Copy the records below exactly as they appear.

================================

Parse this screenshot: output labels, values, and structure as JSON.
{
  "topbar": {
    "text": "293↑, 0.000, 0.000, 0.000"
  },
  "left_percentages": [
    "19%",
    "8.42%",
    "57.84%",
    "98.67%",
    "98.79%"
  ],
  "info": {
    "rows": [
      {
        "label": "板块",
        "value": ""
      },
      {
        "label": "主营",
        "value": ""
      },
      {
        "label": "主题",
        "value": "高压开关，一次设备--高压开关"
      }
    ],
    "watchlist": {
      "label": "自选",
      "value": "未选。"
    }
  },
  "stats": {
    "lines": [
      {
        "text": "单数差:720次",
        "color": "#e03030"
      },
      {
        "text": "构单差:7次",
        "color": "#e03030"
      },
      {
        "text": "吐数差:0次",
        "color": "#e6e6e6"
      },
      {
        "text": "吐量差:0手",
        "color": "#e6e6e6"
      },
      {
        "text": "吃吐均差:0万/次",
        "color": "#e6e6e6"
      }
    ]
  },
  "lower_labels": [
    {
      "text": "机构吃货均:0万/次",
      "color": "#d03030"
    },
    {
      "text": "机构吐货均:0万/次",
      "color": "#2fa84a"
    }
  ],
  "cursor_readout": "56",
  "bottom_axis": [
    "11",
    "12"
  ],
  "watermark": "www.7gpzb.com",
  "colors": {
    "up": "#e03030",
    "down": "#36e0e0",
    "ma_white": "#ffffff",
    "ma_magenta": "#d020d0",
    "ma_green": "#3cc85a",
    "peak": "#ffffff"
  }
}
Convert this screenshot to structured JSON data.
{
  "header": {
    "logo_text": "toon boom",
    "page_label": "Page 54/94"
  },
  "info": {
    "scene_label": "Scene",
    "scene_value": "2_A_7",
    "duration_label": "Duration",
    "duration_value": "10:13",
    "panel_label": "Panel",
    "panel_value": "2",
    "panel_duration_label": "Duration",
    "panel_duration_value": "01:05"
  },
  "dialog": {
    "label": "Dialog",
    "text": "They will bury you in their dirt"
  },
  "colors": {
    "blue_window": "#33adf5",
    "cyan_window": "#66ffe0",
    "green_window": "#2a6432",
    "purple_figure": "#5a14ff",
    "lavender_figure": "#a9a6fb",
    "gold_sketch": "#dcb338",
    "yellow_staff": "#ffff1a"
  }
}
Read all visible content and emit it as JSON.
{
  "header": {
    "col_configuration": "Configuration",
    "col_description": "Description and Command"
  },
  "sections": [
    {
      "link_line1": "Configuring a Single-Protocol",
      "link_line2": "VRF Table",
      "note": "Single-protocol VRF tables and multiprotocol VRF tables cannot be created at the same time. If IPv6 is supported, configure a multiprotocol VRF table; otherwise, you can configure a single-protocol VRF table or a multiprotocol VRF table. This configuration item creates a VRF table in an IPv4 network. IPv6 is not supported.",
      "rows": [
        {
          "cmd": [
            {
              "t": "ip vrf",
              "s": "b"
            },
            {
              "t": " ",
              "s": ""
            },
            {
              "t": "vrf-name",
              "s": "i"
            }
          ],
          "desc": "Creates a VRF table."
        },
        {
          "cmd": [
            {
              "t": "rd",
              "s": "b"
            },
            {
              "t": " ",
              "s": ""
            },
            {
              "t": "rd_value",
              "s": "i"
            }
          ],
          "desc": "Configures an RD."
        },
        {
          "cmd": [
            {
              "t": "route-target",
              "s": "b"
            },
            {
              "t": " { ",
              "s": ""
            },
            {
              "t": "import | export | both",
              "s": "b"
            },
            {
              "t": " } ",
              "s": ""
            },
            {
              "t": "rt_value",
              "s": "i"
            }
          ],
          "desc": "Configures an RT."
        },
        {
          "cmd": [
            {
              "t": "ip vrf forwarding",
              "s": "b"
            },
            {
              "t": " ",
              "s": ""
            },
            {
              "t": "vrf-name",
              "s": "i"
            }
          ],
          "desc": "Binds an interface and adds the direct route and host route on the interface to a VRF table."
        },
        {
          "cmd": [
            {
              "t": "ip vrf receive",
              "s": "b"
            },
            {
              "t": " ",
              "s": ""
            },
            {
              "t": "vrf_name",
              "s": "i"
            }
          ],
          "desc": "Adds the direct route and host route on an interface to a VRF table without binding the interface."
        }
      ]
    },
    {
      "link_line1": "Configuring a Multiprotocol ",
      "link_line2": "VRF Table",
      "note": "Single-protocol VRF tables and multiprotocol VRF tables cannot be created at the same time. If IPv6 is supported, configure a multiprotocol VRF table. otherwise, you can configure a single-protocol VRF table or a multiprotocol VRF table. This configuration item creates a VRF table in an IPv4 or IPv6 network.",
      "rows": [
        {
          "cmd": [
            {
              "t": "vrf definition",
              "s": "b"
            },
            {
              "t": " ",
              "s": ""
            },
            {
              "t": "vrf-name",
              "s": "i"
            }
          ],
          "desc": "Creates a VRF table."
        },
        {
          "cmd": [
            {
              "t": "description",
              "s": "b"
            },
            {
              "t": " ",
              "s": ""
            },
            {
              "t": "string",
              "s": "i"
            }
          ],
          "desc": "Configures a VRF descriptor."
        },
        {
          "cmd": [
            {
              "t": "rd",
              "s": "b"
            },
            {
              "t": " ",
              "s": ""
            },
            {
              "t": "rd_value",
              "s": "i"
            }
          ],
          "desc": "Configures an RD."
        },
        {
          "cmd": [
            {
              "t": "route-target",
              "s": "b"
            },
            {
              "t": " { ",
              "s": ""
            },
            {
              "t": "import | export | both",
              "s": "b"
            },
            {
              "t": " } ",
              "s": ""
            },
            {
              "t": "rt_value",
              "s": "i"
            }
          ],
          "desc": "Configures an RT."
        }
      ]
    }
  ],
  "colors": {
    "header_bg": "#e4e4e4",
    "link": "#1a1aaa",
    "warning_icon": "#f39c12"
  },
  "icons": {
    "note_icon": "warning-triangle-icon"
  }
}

================================

## [RESULT OF THIS TASK]
Parse this screenshot: output labels, values, and structure as JSON.
{
  "topbar": {
    "text": "293↑, 0.000, 0.000, 0.000"
  },
  "left_percentages": [
    "19%",
    "8.42%",
    "57.84%",
    "98.67%",
    "98.79%"
  ],
  "info": {
    "rows": [
      {
        "label": "板块",
        "value": ""
      },
      {
        "label": "主营",
        "value": ""
      },
      {
        "label": "主题",
        "value": "高压开关，一次设备--高压开关"
      }
    ],
    "watchlist": {
      "label": "自选",
      "value": "未选。"
    }
  },
  "stats": {
    "lines": [
      {
        "text": "单数差:720次",
        "color": "#e03030"
      },
      {
        "text": "构单差:7次",
        "color": "#e03030"
      },
      {
        "text": "吐数差:0次",
        "color": "#e6e6e6"
      },
      {
        "text": "吐量差:0手",
        "color": "#e6e6e6"
      },
      {
        "text": "吃吐均差:0万/次",
        "color": "#e6e6e6"
      }
    ]
  },
  "lower_labels": [
    {
      "text": "机构吃货均:0万/次",
      "color": "#d03030"
    },
    {
      "text": "机构吐货均:0万/次",
      "color": "#2fa84a"
    }
  ],
  "cursor_readout": "56",
  "bottom_axis": [
    "11",
    "12"
  ],
  "watermark": "www.7gpzb.com",
  "colors": {
    "up": "#e03030",
    "down": "#36e0e0",
    "ma_white": "#ffffff",
    "ma_magenta": "#d020d0",
    "ma_green": "#3cc85a",
    "peak": "#ffffff"
  }
}
Convert this screenshot to structured JSON data.
{
  "header": {
    "logo_text": "toon boom",
    "page_label": "Page 54/94"
  },
  "info": {
    "scene_label": "Scene",
    "scene_value": "2_A_7",
    "duration_label": "Duration",
    "duration_value": "10:13",
    "panel_label": "Panel",
    "panel_value": "2",
    "panel_duration_label": "Duration",
    "panel_duration_value": "01:05"
  },
  "dialog": {
    "label": "Dialog",
    "text": "They will bury you in their dirt"
  },
  "colors": {
    "blue_window": "#33adf5",
    "cyan_window": "#66ffe0",
    "green_window": "#2a6432",
    "purple_figure": "#5a14ff",
    "lavender_figure": "#a9a6fb",
    "gold_sketch": "#dcb338",
    "yellow_staff": "#ffff1a"
  }
}
Read all visible content and emit it as JSON.
{
  "header": {
    "col_configuration": "Configuration",
    "col_description": "Description and Command"
  },
  "sections": [
    {
      "link_line1": "Configuring a Single-Protocol",
      "link_line2": "VRF Table",
      "note": "Single-protocol VRF tables and multiprotocol VRF tables cannot be created at the same time. If IPv6 is supported, configure a multiprotocol VRF table; otherwise, you can configure a single-protocol VRF table or a multiprotocol VRF table. This configuration item creates a VRF table in an IPv4 network. IPv6 is not supported.",
      "rows": [
        {
          "cmd": [
            {
              "t": "ip vrf",
              "s": "b"
            },
            {
              "t": " ",
              "s": ""
            },
            {
              "t": "vrf-name",
              "s": "i"
            }
          ],
          "desc": "Creates a VRF table."
        },
        {
          "cmd": [
            {
              "t": "rd",
              "s": "b"
            },
            {
              "t": " ",
              "s": ""
            },
            {
              "t": "rd_value",
              "s": "i"
            }
          ],
          "desc": "Configures an RD."
        },
        {
          "cmd": [
            {
              "t": "route-target",
              "s": "b"
            },
            {
              "t": " { ",
              "s": ""
            },
            {
              "t": "import | export | both",
              "s": "b"
            },
            {
              "t": " } ",
              "s": ""
            },
            {
              "t": "rt_value",
              "s": "i"
            }
          ],
          "desc": "Configures an RT."
        },
        {
          "cmd": [
            {
              "t": "ip vrf forwarding",
              "s": "b"
            },
            {
              "t": " ",
              "s": ""
            },
            {
              "t": "vrf-name",
              "s": "i"
            }
          ],
          "desc": "Binds an interface and adds the direct route and host route on the interface to a VRF table."
        },
        {
          "cmd": [
            {
              "t": "ip vrf receive",
              "s": "b"
            },
            {
              "t": " ",
              "s": ""
            },
            {
              "t": "vrf_name",
              "s": "i"
            }
          ],
          "desc": "Adds the direct route and host route on an interface to a VRF table without binding the interface."
        }
      ]
    },
    {
      "link_line1": "Configuring a Multiprotocol ",
      "link_line2": "VRF Table",
      "note": "Single-protocol VRF tables and multiprotocol VRF tables cannot be created at the same time. If IPv6 is supported, configure a multiprotocol VRF table. otherwise, you can configure a single-protocol VRF table or a multiprotocol VRF table. This configuration item creates a VRF table in an IPv4 or IPv6 network.",
      "rows": [
        {
          "cmd": [
            {
              "t": "vrf definition",
              "s": "b"
            },
            {
              "t": " ",
              "s": ""
            },
            {
              "t": "vrf-name",
              "s": "i"
            }
          ],
          "desc": "Creates a VRF table."
        },
        {
          "cmd": [
            {
              "t": "description",
              "s": "b"
            },
            {
              "t": " ",
              "s": ""
            },
            {
              "t": "string",
              "s": "i"
            }
          ],
          "desc": "Configures a VRF descriptor."
        },
        {
          "cmd": [
            {
              "t": "rd",
              "s": "b"
            },
            {
              "t": " ",
              "s": ""
            },
            {
              "t": "rd_value",
              "s": "i"
            }
          ],
          "desc": "Configures an RD."
        },
        {
          "cmd": [
            {
              "t": "route-target",
              "s": "b"
            },
            {
              "t": " { ",
              "s": ""
            },
            {
              "t": "import | export | both",
              "s": "b"
            },
            {
              "t": " } ",
              "s": ""
            },
            {
              "t": "rt_value",
              "s": "i"
            }
          ],
          "desc": "Configures an RT."
        }
      ]
    }
  ],
  "colors": {
    "header_bg": "#e4e4e4",
    "link": "#1a1aaa",
    "warning_icon": "#f39c12"
  },
  "icons": {
    "note_icon": "warning-triangle-icon"
  }
}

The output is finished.